(Supplied data)
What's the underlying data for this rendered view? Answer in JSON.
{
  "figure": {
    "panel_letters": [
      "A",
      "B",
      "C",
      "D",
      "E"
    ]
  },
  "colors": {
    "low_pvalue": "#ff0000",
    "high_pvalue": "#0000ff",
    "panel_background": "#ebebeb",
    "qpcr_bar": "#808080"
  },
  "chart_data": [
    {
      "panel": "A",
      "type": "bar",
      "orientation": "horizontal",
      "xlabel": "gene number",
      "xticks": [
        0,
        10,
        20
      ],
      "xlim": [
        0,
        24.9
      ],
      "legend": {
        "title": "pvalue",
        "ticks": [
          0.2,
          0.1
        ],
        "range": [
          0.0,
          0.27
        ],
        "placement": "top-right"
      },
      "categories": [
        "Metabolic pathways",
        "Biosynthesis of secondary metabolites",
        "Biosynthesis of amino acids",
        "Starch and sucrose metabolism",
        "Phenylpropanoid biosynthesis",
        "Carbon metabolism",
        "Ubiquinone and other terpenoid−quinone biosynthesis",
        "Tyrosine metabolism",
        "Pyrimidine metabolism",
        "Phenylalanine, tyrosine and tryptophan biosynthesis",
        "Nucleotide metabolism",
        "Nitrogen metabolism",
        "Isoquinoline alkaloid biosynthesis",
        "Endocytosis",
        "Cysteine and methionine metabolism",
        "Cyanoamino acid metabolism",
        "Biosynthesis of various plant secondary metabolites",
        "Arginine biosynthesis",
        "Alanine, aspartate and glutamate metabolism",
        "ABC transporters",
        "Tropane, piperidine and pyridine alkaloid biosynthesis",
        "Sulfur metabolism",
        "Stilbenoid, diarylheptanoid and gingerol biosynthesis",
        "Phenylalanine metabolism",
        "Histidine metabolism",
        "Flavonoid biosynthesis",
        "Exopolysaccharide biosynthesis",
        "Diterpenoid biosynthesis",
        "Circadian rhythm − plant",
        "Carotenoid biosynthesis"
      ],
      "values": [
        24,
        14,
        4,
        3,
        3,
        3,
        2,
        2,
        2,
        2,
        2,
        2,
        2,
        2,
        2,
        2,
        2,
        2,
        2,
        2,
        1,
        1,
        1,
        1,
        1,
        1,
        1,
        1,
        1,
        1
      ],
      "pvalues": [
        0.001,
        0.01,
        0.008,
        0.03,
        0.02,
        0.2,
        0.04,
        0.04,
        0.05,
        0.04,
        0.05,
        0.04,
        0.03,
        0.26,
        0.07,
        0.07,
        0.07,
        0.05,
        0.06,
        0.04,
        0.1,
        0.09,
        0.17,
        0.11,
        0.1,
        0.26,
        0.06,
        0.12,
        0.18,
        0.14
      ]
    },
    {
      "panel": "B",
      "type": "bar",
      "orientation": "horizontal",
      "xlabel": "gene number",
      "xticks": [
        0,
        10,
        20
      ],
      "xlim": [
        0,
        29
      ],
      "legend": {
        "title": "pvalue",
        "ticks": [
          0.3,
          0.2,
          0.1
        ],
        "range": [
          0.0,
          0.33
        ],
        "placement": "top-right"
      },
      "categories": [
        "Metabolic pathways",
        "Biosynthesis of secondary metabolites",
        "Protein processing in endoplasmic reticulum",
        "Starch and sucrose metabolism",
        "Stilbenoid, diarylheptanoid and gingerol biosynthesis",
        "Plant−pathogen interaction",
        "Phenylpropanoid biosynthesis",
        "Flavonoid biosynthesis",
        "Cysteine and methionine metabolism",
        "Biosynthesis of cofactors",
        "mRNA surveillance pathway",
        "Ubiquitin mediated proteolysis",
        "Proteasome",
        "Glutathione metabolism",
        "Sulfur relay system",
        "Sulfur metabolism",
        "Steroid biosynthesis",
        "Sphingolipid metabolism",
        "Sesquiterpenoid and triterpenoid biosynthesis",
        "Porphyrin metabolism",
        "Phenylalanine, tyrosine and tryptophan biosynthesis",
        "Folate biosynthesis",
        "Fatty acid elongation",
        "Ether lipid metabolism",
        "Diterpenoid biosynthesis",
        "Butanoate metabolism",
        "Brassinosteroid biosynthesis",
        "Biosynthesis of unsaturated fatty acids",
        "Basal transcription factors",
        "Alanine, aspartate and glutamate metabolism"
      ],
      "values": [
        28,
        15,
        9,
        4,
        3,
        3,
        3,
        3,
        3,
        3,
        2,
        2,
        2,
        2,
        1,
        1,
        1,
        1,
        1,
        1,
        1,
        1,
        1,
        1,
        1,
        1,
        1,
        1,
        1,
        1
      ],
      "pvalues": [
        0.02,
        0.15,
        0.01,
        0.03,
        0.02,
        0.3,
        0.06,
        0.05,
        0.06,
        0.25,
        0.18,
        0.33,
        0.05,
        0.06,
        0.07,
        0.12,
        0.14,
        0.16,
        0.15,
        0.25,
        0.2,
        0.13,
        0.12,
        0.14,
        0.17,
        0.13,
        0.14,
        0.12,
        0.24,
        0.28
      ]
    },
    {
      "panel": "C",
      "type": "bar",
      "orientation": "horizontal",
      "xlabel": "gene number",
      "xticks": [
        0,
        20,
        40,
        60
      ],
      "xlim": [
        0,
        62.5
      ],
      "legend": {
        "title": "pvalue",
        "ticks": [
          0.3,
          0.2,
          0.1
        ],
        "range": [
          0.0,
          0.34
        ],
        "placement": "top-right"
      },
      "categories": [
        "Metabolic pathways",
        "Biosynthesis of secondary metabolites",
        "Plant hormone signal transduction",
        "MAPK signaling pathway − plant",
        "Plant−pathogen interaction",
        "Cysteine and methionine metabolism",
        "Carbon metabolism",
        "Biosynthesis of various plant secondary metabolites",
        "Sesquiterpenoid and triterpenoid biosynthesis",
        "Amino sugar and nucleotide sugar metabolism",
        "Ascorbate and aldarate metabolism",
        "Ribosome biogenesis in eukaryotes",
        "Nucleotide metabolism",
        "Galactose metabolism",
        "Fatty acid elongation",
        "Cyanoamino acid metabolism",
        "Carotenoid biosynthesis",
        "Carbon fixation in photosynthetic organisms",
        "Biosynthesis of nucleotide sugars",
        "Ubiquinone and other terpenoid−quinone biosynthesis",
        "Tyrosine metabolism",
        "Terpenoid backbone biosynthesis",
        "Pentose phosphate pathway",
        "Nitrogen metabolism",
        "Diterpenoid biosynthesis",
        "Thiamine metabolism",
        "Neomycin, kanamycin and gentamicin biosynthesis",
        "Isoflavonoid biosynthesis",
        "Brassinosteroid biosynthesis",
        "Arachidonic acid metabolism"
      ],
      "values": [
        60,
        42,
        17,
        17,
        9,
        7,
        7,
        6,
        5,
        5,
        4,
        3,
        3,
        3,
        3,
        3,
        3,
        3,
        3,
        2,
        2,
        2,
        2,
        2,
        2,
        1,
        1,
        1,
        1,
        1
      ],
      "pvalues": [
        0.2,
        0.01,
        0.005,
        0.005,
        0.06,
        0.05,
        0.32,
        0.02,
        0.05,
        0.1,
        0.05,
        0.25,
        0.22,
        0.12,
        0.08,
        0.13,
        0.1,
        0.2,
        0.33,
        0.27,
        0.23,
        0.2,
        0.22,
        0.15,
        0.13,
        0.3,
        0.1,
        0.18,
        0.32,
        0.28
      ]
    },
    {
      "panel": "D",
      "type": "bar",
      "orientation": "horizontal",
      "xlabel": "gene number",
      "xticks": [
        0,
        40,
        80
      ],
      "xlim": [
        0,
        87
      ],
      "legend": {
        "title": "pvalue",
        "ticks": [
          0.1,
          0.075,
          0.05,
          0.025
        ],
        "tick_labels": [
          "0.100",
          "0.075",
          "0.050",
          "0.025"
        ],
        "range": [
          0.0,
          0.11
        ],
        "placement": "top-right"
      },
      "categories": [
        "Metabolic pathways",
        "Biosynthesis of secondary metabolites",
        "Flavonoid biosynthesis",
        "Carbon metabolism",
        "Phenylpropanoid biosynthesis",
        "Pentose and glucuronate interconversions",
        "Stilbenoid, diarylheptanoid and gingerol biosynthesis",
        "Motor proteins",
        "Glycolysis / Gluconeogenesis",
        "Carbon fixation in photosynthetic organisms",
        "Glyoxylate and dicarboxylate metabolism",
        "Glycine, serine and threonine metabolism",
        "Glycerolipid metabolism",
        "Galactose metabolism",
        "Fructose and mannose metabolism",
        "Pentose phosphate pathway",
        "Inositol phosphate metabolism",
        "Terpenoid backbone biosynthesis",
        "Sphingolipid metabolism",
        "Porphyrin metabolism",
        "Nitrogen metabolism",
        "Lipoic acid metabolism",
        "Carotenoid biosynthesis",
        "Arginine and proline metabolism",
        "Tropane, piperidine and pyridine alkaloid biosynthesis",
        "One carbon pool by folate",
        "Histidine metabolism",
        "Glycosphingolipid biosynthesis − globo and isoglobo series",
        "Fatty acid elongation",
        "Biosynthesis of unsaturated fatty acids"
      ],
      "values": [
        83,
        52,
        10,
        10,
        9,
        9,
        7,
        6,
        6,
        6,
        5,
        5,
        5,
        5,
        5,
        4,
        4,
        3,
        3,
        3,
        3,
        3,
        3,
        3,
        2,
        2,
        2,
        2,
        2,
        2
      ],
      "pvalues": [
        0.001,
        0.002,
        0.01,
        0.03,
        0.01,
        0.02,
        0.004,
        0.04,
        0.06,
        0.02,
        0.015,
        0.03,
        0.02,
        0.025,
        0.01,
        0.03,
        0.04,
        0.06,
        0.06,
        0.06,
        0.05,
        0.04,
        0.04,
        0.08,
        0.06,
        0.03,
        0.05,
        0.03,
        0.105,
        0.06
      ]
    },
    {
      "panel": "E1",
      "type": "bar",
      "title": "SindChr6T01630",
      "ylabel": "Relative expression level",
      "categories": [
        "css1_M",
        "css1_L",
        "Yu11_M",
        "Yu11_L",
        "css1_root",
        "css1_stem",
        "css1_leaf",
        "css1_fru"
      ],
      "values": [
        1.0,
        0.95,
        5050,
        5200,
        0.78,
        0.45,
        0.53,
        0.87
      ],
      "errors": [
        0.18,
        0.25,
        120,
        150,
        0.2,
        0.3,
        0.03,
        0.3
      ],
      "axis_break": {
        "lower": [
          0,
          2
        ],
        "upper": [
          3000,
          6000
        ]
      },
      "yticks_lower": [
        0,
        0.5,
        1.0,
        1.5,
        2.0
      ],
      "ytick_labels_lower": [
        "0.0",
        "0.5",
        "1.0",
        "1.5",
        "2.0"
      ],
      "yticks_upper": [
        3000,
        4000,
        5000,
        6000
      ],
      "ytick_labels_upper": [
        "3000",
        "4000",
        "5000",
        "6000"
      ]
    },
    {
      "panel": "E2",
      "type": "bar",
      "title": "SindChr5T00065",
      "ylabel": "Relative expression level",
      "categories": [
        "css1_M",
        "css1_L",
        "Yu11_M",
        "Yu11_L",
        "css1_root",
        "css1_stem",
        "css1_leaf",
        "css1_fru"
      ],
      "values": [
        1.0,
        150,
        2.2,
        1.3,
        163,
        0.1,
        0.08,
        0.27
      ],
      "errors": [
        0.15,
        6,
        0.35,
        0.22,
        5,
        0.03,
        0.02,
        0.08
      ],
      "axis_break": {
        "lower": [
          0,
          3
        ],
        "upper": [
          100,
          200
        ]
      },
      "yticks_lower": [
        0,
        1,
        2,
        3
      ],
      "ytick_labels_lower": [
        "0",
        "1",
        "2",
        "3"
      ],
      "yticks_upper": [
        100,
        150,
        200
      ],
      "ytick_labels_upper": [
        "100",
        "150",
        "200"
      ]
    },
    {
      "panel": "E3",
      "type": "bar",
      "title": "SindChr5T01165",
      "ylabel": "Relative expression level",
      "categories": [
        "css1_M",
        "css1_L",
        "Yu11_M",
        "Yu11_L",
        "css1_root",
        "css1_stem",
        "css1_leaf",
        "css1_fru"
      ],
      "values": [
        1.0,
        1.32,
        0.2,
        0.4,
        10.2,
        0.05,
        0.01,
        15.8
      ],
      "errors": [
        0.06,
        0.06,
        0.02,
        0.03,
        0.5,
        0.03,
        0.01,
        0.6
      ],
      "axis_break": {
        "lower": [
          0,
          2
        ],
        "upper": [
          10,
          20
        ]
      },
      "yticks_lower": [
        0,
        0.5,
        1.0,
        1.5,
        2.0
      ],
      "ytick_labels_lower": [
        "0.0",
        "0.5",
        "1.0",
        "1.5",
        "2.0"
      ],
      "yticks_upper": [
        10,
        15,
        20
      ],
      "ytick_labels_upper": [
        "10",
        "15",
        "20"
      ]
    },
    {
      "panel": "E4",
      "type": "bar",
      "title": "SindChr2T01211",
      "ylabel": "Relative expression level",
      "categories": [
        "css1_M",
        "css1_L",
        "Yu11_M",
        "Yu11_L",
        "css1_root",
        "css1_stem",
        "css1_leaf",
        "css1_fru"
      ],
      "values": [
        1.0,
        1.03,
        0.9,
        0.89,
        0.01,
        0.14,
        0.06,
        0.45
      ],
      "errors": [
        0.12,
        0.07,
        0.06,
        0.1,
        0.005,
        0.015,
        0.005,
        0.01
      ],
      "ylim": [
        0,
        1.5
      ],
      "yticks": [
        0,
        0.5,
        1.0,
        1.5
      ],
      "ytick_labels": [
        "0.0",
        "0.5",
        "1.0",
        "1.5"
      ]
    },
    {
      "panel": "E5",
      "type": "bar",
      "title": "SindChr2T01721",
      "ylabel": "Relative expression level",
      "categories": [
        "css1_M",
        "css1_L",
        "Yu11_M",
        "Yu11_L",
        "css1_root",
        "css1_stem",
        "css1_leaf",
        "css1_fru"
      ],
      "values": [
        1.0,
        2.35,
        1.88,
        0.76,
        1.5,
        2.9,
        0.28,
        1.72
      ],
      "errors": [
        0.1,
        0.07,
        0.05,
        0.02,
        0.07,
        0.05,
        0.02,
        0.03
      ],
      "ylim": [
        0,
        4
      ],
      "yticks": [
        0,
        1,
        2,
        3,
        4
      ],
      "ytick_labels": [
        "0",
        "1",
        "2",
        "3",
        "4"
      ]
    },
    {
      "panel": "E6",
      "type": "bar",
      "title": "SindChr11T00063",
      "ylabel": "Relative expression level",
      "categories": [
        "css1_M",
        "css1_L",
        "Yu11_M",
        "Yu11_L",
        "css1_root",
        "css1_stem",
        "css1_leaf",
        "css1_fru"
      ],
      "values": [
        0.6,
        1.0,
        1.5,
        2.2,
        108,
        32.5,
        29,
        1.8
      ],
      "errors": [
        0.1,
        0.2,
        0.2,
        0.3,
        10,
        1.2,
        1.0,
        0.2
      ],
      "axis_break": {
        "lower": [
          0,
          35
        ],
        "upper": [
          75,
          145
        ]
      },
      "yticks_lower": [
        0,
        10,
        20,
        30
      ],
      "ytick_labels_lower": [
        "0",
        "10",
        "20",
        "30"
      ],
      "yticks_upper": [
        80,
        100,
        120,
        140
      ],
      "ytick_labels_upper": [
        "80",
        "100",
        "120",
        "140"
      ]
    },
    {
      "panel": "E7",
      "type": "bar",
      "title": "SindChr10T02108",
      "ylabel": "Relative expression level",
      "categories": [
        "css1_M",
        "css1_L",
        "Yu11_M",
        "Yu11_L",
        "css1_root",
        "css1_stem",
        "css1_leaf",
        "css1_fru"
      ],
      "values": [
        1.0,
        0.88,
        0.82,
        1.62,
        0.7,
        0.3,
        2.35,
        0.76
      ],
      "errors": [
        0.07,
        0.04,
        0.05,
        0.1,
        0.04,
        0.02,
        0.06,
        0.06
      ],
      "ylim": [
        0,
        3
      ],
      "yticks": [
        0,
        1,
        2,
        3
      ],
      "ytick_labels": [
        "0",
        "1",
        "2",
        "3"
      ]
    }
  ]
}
(End Supplied data)
Task
Your answer must be the count of lines in the data that contain "unsaturated", with no added words.

Task output
2